** Start SOURCE RECORDS **

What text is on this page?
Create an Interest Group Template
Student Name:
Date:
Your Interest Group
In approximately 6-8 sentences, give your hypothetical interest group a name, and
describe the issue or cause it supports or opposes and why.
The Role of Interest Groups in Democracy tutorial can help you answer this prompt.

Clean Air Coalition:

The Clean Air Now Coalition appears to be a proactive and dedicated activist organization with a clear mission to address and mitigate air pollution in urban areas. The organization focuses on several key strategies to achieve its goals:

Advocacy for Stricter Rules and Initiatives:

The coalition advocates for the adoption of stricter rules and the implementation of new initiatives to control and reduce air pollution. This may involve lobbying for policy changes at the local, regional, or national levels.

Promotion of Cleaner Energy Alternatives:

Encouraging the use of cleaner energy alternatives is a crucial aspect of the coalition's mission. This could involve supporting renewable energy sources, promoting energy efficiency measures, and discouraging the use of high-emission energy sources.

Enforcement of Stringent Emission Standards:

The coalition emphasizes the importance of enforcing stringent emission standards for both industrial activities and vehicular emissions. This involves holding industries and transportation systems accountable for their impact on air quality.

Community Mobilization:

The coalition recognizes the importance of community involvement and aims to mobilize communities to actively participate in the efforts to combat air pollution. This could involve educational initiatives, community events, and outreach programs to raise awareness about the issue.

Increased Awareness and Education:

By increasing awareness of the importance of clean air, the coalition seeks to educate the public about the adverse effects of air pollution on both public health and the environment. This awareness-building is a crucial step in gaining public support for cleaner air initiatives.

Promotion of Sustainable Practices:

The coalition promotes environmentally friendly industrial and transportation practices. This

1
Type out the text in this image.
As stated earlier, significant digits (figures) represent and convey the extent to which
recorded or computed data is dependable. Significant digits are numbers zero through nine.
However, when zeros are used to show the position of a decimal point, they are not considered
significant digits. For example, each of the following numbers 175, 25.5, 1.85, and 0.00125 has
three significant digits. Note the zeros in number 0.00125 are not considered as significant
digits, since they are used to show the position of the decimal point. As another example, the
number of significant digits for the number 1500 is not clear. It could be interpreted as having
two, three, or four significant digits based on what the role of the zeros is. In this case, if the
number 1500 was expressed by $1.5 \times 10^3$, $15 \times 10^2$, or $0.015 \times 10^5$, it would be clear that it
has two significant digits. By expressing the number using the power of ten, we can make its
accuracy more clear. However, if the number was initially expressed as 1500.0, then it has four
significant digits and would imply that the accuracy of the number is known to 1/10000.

** End SOURCE RECORDS **

● TASK DETAILS:
Retype the listing above in full, with no alterations.

● THE ANSWER:
What text is on this page?
Create an Interest Group Template
Student Name:
Date:
Your Interest Group
In approximately 6-8 sentences, give your hypothetical interest group a name, and
describe the issue or cause it supports or opposes and why.
The Role of Interest Groups in Democracy tutorial can help you answer this prompt.

Clean Air Coalition:

The Clean Air Now Coalition appears to be a proactive and dedicated activist organization with a clear mission to address and mitigate air pollution in urban areas. The organization focuses on several key strategies to achieve its goals:

Advocacy for Stricter Rules and Initiatives:

The coalition advocates for the adoption of stricter rules and the implementation of new initiatives to control and reduce air pollution. This may involve lobbying for policy changes at the local, regional, or national levels.

Promotion of Cleaner Energy Alternatives:

Encouraging the use of cleaner energy alternatives is a crucial aspect of the coalition's mission. This could involve supporting renewable energy sources, promoting energy efficiency measures, and discouraging the use of high-emission energy sources.

Enforcement of Stringent Emission Standards:

The coalition emphasizes the importance of enforcing stringent emission standards for both industrial activities and vehicular emissions. This involves holding industries and transportation systems accountable for their impact on air quality.

Community Mobilization:

The coalition recognizes the importance of community involvement and aims to mobilize communities to actively participate in the efforts to combat air pollution. This could involve educational initiatives, community events, and outreach programs to raise awareness about the issue.

Increased Awareness and Education:

By increasing awareness of the importance of clean air, the coalition seeks to educate the public about the adverse effects of air pollution on both public health and the environment. This awareness-building is a crucial step in gaining public support for cleaner air initiatives.

Promotion of Sustainable Practices:

The coalition promotes environmentally friendly industrial and transportation practices. This

1
Type out the text in this image.
As stated earlier, significant digits (figures) represent and convey the extent to which
recorded or computed data is dependable. Significant digits are numbers zero through nine.
However, when zeros are used to show the position of a decimal point, they are not considered
significant digits. For example, each of the following numbers 175, 25.5, 1.85, and 0.00125 has
three significant digits. Note the zeros in number 0.00125 are not considered as significant
digits, since they are used to show the position of the decimal point. As another example, the
number of significant digits for the number 1500 is not clear. It could be interpreted as having
two, three, or four significant digits based on what the role of the zeros is. In this case, if the
number 1500 was expressed by $1.5 \times 10^3$, $15 \times 10^2$, or $0.015 \times 10^5$, it would be clear that it
has two significant digits. By expressing the number using the power of ten, we can make its
accuracy more clear. However, if the number was initially expressed as 1500.0, then it has four
significant digits and would imply that the accuracy of the number is known to 1/10000.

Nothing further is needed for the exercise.